Directions for this task
Every record must be repeated exactly; omit any pictures they contain.

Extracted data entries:
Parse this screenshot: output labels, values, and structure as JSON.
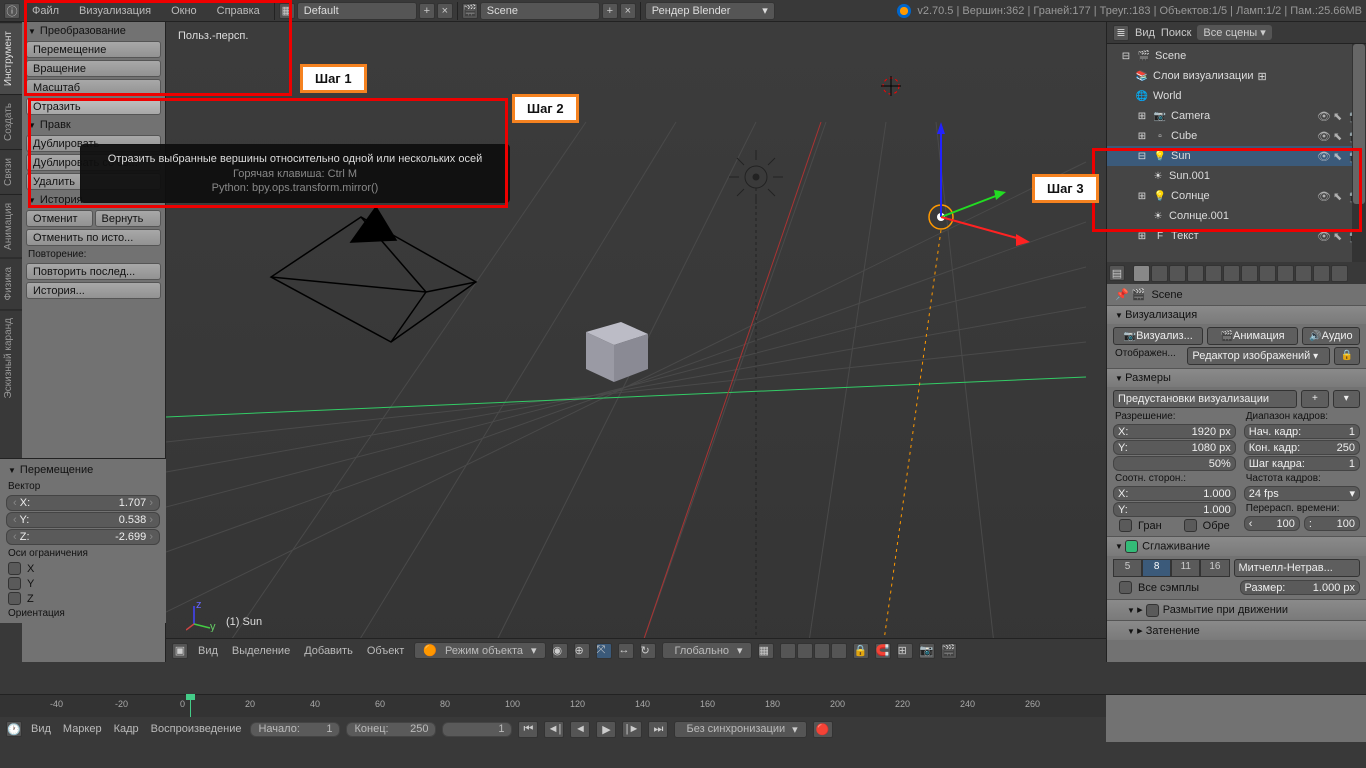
{
  "topbar": {
    "menus": [
      "Файл",
      "Визуализация",
      "Окно",
      "Справка"
    ],
    "layout": "Default",
    "scene": "Scene",
    "engine": "Рендер Blender",
    "status": "v2.70.5 | Вершин:362 | Граней:177 | Треуг.:183 | Объектов:1/5 | Ламп:1/2 | Пам.:25.66MB"
  },
  "left_tabs": [
    "Инструмент",
    "Создать",
    "Связи",
    "Анимация",
    "Физика",
    "Эскизный каранд"
  ],
  "tool_panel": {
    "transform_h": "Преобразование",
    "translate": "Перемещение",
    "rotate": "Вращение",
    "scale": "Масштаб",
    "mirror": "Отразить",
    "edit_h": "Правк",
    "dup": "Дублировать",
    "dup_link": "Дублировать со св...",
    "delete": "Удалить",
    "history_h": "История",
    "undo": "Отменит",
    "redo": "Вернуть",
    "undo_hist": "Отменить по исто...",
    "repeat_label": "Повторение:",
    "repeat_last": "Повторить послед...",
    "history": "История..."
  },
  "tooltip": {
    "l1": "Отразить выбранные вершины относительно одной или нескольких осей",
    "l2": "Горячая клавиша: Ctrl M",
    "l3": "Python: bpy.ops.transform.mirror()"
  },
  "n_panel": {
    "title": "Перемещение",
    "vec_label": "Вектор",
    "x": "1.707",
    "y": "0.538",
    "z": "-2.699",
    "axis_label": "Оси ограничения",
    "ax": [
      "X",
      "Y",
      "Z"
    ],
    "orient": "Ориентация"
  },
  "viewport": {
    "persp": "Польз.-персп.",
    "obj": "(1) Sun",
    "menus": [
      "Вид",
      "Выделение",
      "Добавить",
      "Объект"
    ],
    "mode": "Режим объекта",
    "orient": "Глобально"
  },
  "outliner": {
    "menus": [
      "Вид",
      "Поиск"
    ],
    "filter": "Все сцены",
    "nodes": [
      {
        "indent": 0,
        "icon": "🎬",
        "label": "Scene",
        "exp": "−"
      },
      {
        "indent": 1,
        "icon": "📚",
        "label": "Слои визуализации",
        "extra": "⊞"
      },
      {
        "indent": 1,
        "icon": "🌐",
        "label": "World"
      },
      {
        "indent": 1,
        "icon": "📷",
        "label": "Camera",
        "exp": "+",
        "ricons": true
      },
      {
        "indent": 1,
        "icon": "▫",
        "label": "Cube",
        "exp": "+",
        "ricons": true
      },
      {
        "indent": 1,
        "icon": "💡",
        "label": "Sun",
        "exp": "−",
        "ricons": true,
        "sel": true
      },
      {
        "indent": 2,
        "icon": "☀",
        "label": "Sun.001"
      },
      {
        "indent": 1,
        "icon": "💡",
        "label": "Солнце",
        "exp": "+",
        "ricons": true
      },
      {
        "indent": 2,
        "icon": "☀",
        "label": "Солнце.001"
      },
      {
        "indent": 1,
        "icon": "F",
        "label": "Текст",
        "exp": "+",
        "ricons": true
      }
    ]
  },
  "props": {
    "crumb": "Scene",
    "render_h": "Визуализация",
    "btn_render": "Визуализ...",
    "btn_anim": "Анимация",
    "btn_audio": "Аудио",
    "display_label": "Отображен...",
    "display_val": "Редактор изображений",
    "dims_h": "Размеры",
    "presets": "Предустановки визуализации",
    "res_label": "Разрешение:",
    "res_x": "1920 px",
    "res_y": "1080 px",
    "res_pct": "50%",
    "frange_label": "Диапазон кадров:",
    "fstart_l": "Нач. кадр:",
    "fstart": "1",
    "fend_l": "Кон. кадр:",
    "fend": "250",
    "fstep_l": "Шаг кадра:",
    "fstep": "1",
    "aspect_label": "Соотн. сторон.:",
    "asp_x": "1.000",
    "asp_y": "1.000",
    "fps_label": "Частота кадров:",
    "fps": "24 fps",
    "remap_label": "Перерасп. времени:",
    "remap_a": "100",
    "remap_b": "100",
    "border": "Гран",
    "crop": "Обре",
    "aa_h": "Сглаживание",
    "aa_samples": [
      "5",
      "8",
      "11",
      "16"
    ],
    "aa_sel": "8",
    "aa_filter": "Митчелл-Нетрав...",
    "full_sample": "Все сэмплы",
    "pixel_size_l": "Размер:",
    "pixel_size": "1.000 px",
    "mblur_h": "Размытие при движении",
    "shading_h": "Затенение"
  },
  "timeline": {
    "menus": [
      "Вид",
      "Маркер",
      "Кадр",
      "Воспроизведение"
    ],
    "start_l": "Начало:",
    "start": "1",
    "end_l": "Конец:",
    "end": "250",
    "cur": "1",
    "sync": "Без синхронизации",
    "ticks": [
      -40,
      -20,
      0,
      20,
      40,
      60,
      80,
      100,
      120,
      140,
      160,
      180,
      200,
      220,
      240,
      260
    ]
  },
  "annotations": {
    "s1": "Шаг 1",
    "s2": "Шаг 2",
    "s3": "Шаг 3"
  }
}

Worked solution
Parse this screenshot: output labels, values, and structure as JSON.
{
  "topbar": {
    "menus": [
      "Файл",
      "Визуализация",
      "Окно",
      "Справка"
    ],
    "layout": "Default",
    "scene": "Scene",
    "engine": "Рендер Blender",
    "status": "v2.70.5 | Вершин:362 | Граней:177 | Треуг.:183 | Объектов:1/5 | Ламп:1/2 | Пам.:25.66MB"
  },
  "left_tabs": [
    "Инструмент",
    "Создать",
    "Связи",
    "Анимация",
    "Физика",
    "Эскизный каранд"
  ],
  "tool_panel": {
    "transform_h": "Преобразование",
    "translate": "Перемещение",
    "rotate": "Вращение",
    "scale": "Масштаб",
    "mirror": "Отразить",
    "edit_h": "Правк",
    "dup": "Дублировать",
    "dup_link": "Дублировать со св...",
    "delete": "Удалить",
    "history_h": "История",
    "undo": "Отменит",
    "redo": "Вернуть",
    "undo_hist": "Отменить по исто...",
    "repeat_label": "Повторение:",
    "repeat_last": "Повторить послед...",
    "history": "История..."
  },
  "tooltip": {
    "l1": "Отразить выбранные вершины относительно одной или нескольких осей",
    "l2": "Горячая клавиша: Ctrl M",
    "l3": "Python: bpy.ops.transform.mirror()"
  },
  "n_panel": {
    "title": "Перемещение",
    "vec_label": "Вектор",
    "x": "1.707",
    "y": "0.538",
    "z": "-2.699",
    "axis_label": "Оси ограничения",
    "ax": [
      "X",
      "Y",
      "Z"
    ],
    "orient": "Ориентация"
  },
  "viewport": {
    "persp": "Польз.-персп.",
    "obj": "(1) Sun",
    "menus": [
      "Вид",
      "Выделение",
      "Добавить",
      "Объект"
    ],
    "mode": "Режим объекта",
    "orient": "Глобально"
  },
  "outliner": {
    "menus": [
      "Вид",
      "Поиск"
    ],
    "filter": "Все сцены",
    "nodes": [
      {
        "indent": 0,
        "icon": "🎬",
        "label": "Scene",
        "exp": "−"
      },
      {
        "indent": 1,
        "icon": "📚",
        "label": "Слои визуализации",
        "extra": "⊞"
      },
      {
        "indent": 1,
        "icon": "🌐",
        "label": "World"
      },
      {
        "indent": 1,
        "icon": "📷",
        "label": "Camera",
        "exp": "+",
        "ricons": true
      },
      {
        "indent": 1,
        "icon": "▫",
        "label": "Cube",
        "exp": "+",
        "ricons": true
      },
      {
        "indent": 1,
        "icon": "💡",
        "label": "Sun",
        "exp": "−",
        "ricons": true,
        "sel": true
      },
      {
        "indent": 2,
        "icon": "☀",
        "label": "Sun.001"
      },
      {
        "indent": 1,
        "icon": "💡",
        "label": "Солнце",
        "exp": "+",
        "ricons": true
      },
      {
        "indent": 2,
        "icon": "☀",
        "label": "Солнце.001"
      },
      {
        "indent": 1,
        "icon": "F",
        "label": "Текст",
        "exp": "+",
        "ricons": true
      }
    ]
  },
  "props": {
    "crumb": "Scene",
    "render_h": "Визуализация",
    "btn_render": "Визуализ...",
    "btn_anim": "Анимация",
    "btn_audio": "Аудио",
    "display_label": "Отображен...",
    "display_val": "Редактор изображений",
    "dims_h": "Размеры",
    "presets": "Предустановки визуализации",
    "res_label": "Разрешение:",
    "res_x": "1920 px",
    "res_y": "1080 px",
    "res_pct": "50%",
    "frange_label": "Диапазон кадров:",
    "fstart_l": "Нач. кадр:",
    "fstart": "1",
    "fend_l": "Кон. кадр:",
    "fend": "250",
    "fstep_l": "Шаг кадра:",
    "fstep": "1",
    "aspect_label": "Соотн. сторон.:",
    "asp_x": "1.000",
    "asp_y": "1.000",
    "fps_label": "Частота кадров:",
    "fps": "24 fps",
    "remap_label": "Перерасп. времени:",
    "remap_a": "100",
    "remap_b": "100",
    "border": "Гран",
    "crop": "Обре",
    "aa_h": "Сглаживание",
    "aa_samples": [
      "5",
      "8",
      "11",
      "16"
    ],
    "aa_sel": "8",
    "aa_filter": "Митчелл-Нетрав...",
    "full_sample": "Все сэмплы",
    "pixel_size_l": "Размер:",
    "pixel_size": "1.000 px",
    "mblur_h": "Размытие при движении",
    "shading_h": "Затенение"
  },
  "timeline": {
    "menus": [
      "Вид",
      "Маркер",
      "Кадр",
      "Воспроизведение"
    ],
    "start_l": "Начало:",
    "start": "1",
    "end_l": "Конец:",
    "end": "250",
    "cur": "1",
    "sync": "Без синхронизации",
    "ticks": [
      -40,
      -20,
      0,
      20,
      40,
      60,
      80,
      100,
      120,
      140,
      160,
      180,
      200,
      220,
      240,
      260
    ]
  },
  "annotations": {
    "s1": "Шаг 1",
    "s2": "Шаг 2",
    "s3": "Шаг 3"
  }
}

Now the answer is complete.